## LISTED RECORDS
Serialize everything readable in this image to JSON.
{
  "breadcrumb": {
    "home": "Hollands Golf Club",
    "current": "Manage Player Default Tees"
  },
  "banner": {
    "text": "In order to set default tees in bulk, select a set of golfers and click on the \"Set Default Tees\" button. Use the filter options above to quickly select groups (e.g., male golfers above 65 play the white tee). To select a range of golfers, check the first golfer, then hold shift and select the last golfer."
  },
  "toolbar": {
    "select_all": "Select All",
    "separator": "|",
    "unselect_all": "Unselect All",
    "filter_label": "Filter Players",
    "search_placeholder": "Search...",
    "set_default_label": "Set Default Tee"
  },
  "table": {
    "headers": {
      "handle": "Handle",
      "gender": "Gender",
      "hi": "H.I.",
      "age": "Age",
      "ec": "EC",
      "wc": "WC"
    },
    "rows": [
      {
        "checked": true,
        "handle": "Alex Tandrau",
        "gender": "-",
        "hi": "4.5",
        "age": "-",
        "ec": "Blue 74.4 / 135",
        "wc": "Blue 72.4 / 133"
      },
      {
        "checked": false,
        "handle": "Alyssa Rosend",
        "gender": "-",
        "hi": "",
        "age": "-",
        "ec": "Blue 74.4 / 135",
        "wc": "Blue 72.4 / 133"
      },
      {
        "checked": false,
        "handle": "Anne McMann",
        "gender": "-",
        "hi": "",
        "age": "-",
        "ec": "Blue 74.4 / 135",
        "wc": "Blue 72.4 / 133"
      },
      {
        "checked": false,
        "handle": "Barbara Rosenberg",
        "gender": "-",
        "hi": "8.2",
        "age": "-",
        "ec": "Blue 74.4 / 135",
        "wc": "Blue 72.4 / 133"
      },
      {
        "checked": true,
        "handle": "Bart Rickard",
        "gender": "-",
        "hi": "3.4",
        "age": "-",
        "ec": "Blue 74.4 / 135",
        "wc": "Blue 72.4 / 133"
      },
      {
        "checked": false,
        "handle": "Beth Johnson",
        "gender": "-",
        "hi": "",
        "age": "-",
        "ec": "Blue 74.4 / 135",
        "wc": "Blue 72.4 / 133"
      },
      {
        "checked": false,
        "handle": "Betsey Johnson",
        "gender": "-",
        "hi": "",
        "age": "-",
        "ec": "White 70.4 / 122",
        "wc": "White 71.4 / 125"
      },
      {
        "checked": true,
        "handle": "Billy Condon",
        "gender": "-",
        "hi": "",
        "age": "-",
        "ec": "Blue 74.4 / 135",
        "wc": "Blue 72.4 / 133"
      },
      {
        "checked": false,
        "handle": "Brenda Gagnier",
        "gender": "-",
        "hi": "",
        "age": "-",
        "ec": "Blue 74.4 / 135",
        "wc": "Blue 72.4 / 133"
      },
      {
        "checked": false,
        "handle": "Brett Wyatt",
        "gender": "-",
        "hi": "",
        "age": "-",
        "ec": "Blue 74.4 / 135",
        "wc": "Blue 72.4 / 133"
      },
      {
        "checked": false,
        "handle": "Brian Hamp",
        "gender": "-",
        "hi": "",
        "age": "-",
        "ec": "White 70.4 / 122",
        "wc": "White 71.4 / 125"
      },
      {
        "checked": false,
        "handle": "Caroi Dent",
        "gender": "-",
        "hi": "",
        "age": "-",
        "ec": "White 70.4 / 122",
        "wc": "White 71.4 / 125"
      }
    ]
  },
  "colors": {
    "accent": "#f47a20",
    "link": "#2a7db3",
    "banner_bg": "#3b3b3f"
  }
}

## WHAT THE EXERCISE ASKS
Reproduce the material exactly, with every line intact.

## OUTPUT BELOW
Serialize everything readable in this image to JSON.
{
  "breadcrumb": {
    "home": "Hollands Golf Club",
    "current": "Manage Player Default Tees"
  },
  "banner": {
    "text": "In order to set default tees in bulk, select a set of golfers and click on the \"Set Default Tees\" button. Use the filter options above to quickly select groups (e.g., male golfers above 65 play the white tee). To select a range of golfers, check the first golfer, then hold shift and select the last golfer."
  },
  "toolbar": {
    "select_all": "Select All",
    "separator": "|",
    "unselect_all": "Unselect All",
    "filter_label": "Filter Players",
    "search_placeholder": "Search...",
    "set_default_label": "Set Default Tee"
  },
  "table": {
    "headers": {
      "handle": "Handle",
      "gender": "Gender",
      "hi": "H.I.",
      "age": "Age",
      "ec": "EC",
      "wc": "WC"
    },
    "rows": [
      {
        "checked": true,
        "handle": "Alex Tandrau",
        "gender": "-",
        "hi": "4.5",
        "age": "-",
        "ec": "Blue 74.4 / 135",
        "wc": "Blue 72.4 / 133"
      },
      {
        "checked": false,
        "handle": "Alyssa Rosend",
        "gender": "-",
        "hi": "",
        "age": "-",
        "ec": "Blue 74.4 / 135",
        "wc": "Blue 72.4 / 133"
      },
      {
        "checked": false,
        "handle": "Anne McMann",
        "gender": "-",
        "hi": "",
        "age": "-",
        "ec": "Blue 74.4 / 135",
        "wc": "Blue 72.4 / 133"
      },
      {
        "checked": false,
        "handle": "Barbara Rosenberg",
        "gender": "-",
        "hi": "8.2",
        "age": "-",
        "ec": "Blue 74.4 / 135",
        "wc": "Blue 72.4 / 133"
      },
      {
        "checked": true,
        "handle": "Bart Rickard",
        "gender": "-",
        "hi": "3.4",
        "age": "-",
        "ec": "Blue 74.4 / 135",
        "wc": "Blue 72.4 / 133"
      },
      {
        "checked": false,
        "handle": "Beth Johnson",
        "gender": "-",
        "hi": "",
        "age": "-",
        "ec": "Blue 74.4 / 135",
        "wc": "Blue 72.4 / 133"
      },
      {
        "checked": false,
        "handle": "Betsey Johnson",
        "gender": "-",
        "hi": "",
        "age": "-",
        "ec": "White 70.4 / 122",
        "wc": "White 71.4 / 125"
      },
      {
        "checked": true,
        "handle": "Billy Condon",
        "gender": "-",
        "hi": "",
        "age": "-",
        "ec": "Blue 74.4 / 135",
        "wc": "Blue 72.4 / 133"
      },
      {
        "checked": false,
        "handle": "Brenda Gagnier",
        "gender": "-",
        "hi": "",
        "age": "-",
        "ec": "Blue 74.4 / 135",
        "wc": "Blue 72.4 / 133"
      },
      {
        "checked": false,
        "handle": "Brett Wyatt",
        "gender": "-",
        "hi": "",
        "age": "-",
        "ec": "Blue 74.4 / 135",
        "wc": "Blue 72.4 / 133"
      },
      {
        "checked": false,
        "handle": "Brian Hamp",
        "gender": "-",
        "hi": "",
        "age": "-",
        "ec": "White 70.4 / 122",
        "wc": "White 71.4 / 125"
      },
      {
        "checked": false,
        "handle": "Caroi Dent",
        "gender": "-",
        "hi": "",
        "age": "-",
        "ec": "White 70.4 / 122",
        "wc": "White 71.4 / 125"
      }
    ]
  },
  "colors": {
    "accent": "#f47a20",
    "link": "#2a7db3",
    "banner_bg": "#3b3b3f"
  }
}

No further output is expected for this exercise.